**** Provided information ****

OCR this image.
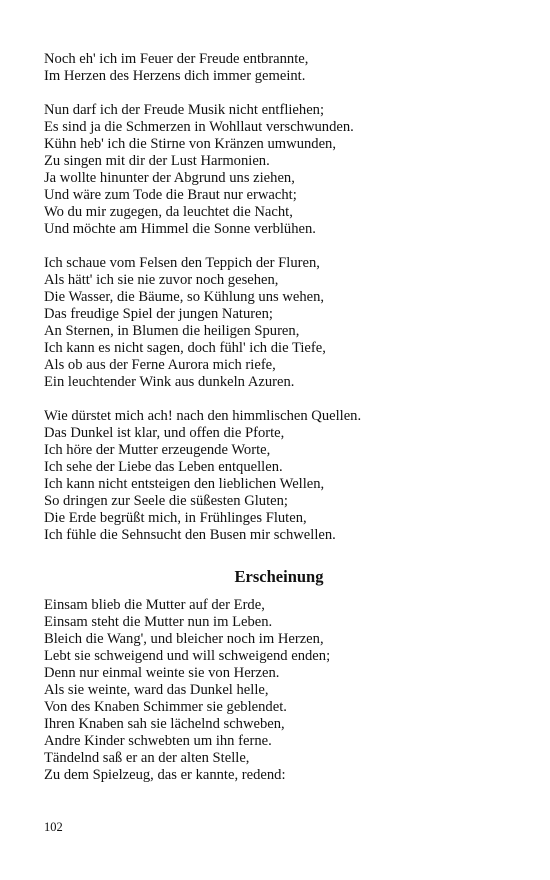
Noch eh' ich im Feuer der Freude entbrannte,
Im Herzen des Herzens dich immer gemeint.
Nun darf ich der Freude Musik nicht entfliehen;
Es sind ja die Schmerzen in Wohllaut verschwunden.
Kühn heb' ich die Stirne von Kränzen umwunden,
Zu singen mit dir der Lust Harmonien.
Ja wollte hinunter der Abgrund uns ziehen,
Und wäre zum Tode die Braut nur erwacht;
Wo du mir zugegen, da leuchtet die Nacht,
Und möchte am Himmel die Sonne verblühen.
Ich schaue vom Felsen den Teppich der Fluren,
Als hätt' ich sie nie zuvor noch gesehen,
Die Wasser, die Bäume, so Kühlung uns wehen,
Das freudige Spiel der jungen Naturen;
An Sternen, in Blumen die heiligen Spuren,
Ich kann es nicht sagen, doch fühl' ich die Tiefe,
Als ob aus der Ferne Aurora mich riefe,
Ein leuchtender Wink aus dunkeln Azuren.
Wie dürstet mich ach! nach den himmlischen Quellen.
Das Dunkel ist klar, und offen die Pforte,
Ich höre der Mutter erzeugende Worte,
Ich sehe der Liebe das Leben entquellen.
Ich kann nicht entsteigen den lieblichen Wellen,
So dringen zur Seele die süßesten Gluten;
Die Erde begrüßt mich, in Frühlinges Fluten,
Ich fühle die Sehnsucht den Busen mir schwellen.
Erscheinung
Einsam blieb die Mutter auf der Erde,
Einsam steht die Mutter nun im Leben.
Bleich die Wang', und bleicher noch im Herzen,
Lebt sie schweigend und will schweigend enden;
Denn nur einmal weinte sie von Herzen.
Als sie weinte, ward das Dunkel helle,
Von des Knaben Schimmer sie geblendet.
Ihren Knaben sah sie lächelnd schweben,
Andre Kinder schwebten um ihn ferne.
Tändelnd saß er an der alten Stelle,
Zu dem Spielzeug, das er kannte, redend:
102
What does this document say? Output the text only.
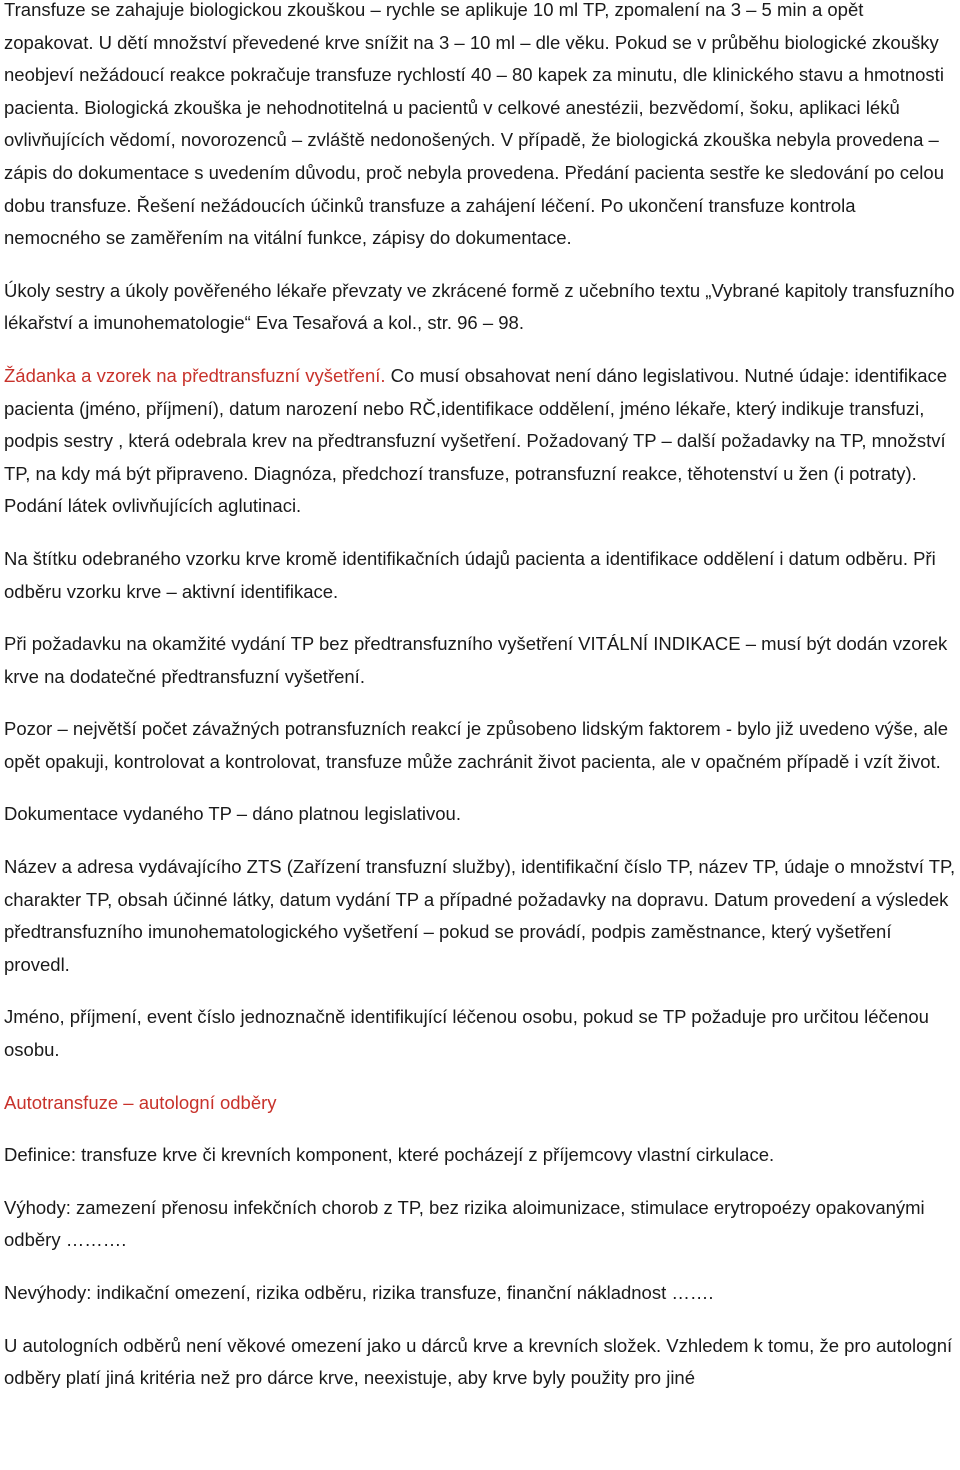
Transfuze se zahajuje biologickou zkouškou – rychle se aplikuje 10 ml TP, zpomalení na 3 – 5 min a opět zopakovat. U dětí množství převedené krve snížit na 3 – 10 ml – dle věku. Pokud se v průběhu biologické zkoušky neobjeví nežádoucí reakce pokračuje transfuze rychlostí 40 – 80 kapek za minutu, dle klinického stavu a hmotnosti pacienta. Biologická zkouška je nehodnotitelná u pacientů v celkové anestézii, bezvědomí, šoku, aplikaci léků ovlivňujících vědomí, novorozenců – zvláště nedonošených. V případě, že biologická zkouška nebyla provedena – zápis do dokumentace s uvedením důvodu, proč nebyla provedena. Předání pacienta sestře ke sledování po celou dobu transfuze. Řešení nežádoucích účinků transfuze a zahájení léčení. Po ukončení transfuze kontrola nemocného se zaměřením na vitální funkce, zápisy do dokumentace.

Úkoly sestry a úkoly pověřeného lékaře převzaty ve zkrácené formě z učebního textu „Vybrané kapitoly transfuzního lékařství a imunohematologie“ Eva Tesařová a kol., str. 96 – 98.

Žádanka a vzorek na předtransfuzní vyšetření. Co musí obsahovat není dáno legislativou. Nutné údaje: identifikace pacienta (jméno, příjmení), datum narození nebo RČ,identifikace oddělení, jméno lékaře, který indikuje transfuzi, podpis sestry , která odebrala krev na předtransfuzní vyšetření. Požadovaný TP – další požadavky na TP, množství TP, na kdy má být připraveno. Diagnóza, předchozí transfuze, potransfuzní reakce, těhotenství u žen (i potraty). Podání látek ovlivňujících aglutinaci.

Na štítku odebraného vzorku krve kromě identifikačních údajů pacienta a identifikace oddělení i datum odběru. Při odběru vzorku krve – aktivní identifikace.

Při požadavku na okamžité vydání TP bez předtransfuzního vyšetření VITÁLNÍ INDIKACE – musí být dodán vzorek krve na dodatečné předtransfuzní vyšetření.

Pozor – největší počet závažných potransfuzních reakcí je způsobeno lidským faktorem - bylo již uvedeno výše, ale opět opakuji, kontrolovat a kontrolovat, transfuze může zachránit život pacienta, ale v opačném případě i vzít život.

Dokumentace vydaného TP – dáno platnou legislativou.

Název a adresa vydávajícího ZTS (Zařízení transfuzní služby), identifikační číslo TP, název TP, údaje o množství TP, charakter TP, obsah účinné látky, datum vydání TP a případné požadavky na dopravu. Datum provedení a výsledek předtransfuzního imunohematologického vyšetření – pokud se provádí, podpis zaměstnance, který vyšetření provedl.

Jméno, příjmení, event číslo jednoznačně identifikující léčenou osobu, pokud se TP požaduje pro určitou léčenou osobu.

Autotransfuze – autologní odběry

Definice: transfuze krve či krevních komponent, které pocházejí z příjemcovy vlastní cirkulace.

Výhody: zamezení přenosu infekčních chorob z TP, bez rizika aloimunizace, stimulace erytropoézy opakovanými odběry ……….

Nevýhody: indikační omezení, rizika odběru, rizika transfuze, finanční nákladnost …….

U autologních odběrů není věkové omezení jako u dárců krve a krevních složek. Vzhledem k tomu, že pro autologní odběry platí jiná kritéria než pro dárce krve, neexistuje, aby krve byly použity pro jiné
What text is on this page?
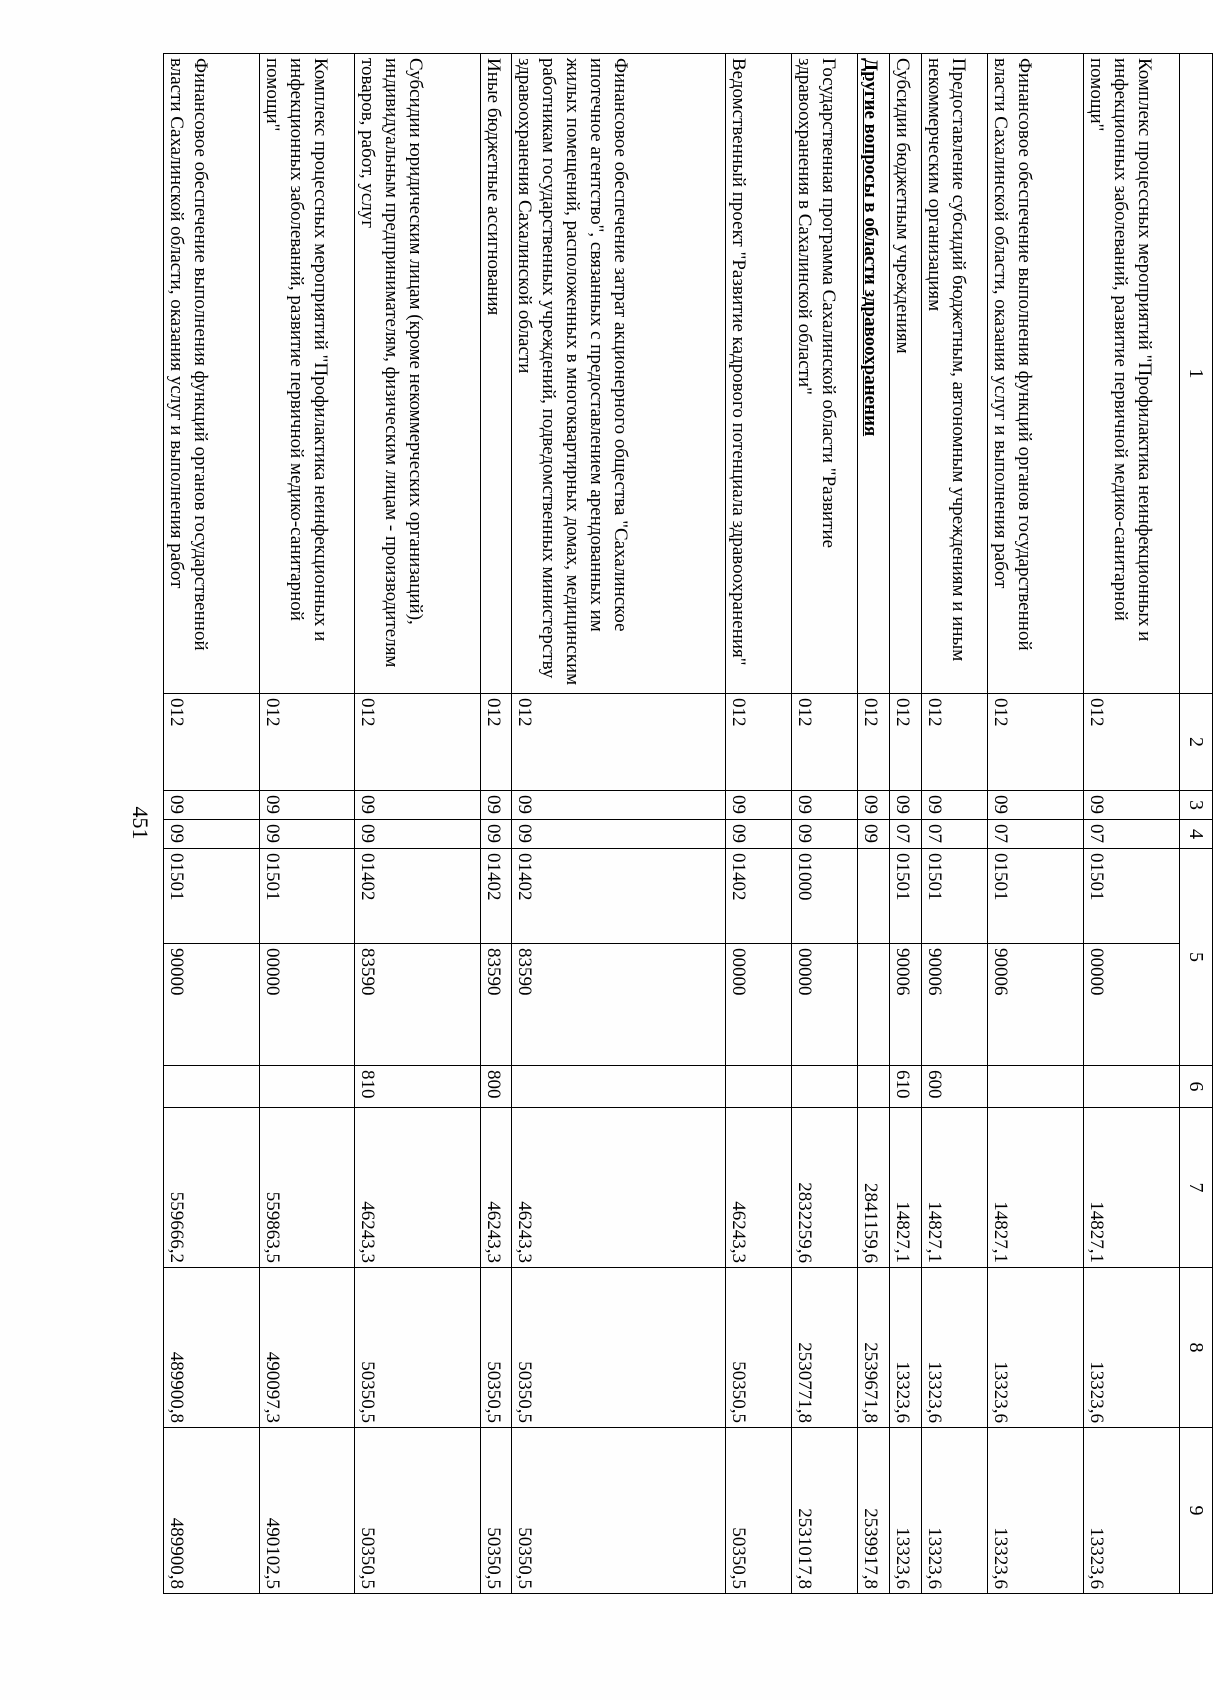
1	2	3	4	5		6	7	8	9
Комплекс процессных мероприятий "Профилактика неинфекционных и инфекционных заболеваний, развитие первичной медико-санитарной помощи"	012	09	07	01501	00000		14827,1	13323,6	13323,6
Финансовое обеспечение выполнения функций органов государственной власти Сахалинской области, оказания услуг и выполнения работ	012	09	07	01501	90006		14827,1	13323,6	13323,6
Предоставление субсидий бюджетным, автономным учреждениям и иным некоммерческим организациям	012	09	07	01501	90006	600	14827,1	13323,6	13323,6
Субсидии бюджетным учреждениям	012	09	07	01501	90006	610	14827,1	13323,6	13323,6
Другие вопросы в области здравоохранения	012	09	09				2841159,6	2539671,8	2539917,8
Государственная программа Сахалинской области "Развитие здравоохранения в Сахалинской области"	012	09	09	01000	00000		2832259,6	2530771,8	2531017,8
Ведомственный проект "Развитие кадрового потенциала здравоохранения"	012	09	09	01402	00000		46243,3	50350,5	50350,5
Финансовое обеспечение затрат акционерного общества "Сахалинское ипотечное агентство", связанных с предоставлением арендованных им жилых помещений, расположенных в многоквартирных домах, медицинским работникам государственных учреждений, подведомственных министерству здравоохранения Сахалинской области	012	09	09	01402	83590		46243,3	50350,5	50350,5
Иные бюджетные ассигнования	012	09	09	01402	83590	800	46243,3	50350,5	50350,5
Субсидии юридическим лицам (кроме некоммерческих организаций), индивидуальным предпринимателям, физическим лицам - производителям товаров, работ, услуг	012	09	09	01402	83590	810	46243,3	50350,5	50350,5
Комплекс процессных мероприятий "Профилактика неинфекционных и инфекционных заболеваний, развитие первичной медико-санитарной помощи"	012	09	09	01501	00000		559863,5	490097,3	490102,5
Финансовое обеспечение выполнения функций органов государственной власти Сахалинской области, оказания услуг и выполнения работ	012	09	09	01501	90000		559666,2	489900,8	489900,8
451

****

A number is the only answer here: how many lines of the material above contain "odběry"?

**Result of this exercise**
3